• Input material
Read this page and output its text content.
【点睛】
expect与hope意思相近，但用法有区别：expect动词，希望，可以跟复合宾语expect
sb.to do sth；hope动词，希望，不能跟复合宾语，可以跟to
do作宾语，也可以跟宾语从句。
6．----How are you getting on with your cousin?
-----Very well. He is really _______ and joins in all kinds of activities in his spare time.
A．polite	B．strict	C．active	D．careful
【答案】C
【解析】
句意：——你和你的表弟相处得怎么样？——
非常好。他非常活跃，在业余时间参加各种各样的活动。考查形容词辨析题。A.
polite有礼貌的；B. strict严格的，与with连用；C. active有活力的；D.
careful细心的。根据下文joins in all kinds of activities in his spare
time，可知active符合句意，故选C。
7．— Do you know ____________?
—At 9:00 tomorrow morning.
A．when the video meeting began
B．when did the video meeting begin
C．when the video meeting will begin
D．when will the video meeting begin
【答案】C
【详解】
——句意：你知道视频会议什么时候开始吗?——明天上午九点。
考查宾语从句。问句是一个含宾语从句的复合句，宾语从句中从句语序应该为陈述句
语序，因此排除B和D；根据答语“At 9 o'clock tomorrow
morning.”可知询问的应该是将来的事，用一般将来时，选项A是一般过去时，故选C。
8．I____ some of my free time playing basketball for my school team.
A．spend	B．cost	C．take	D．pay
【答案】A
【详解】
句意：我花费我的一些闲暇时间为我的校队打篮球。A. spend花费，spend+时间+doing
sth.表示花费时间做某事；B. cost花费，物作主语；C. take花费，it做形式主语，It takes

• Problem requirements
Copy each line of the listing in which the word "tomorrow" can be found.

• Reply
—At 9:00 tomorrow morning.
语序，因此排除B和D；根据答语“At 9 o'clock tomorrow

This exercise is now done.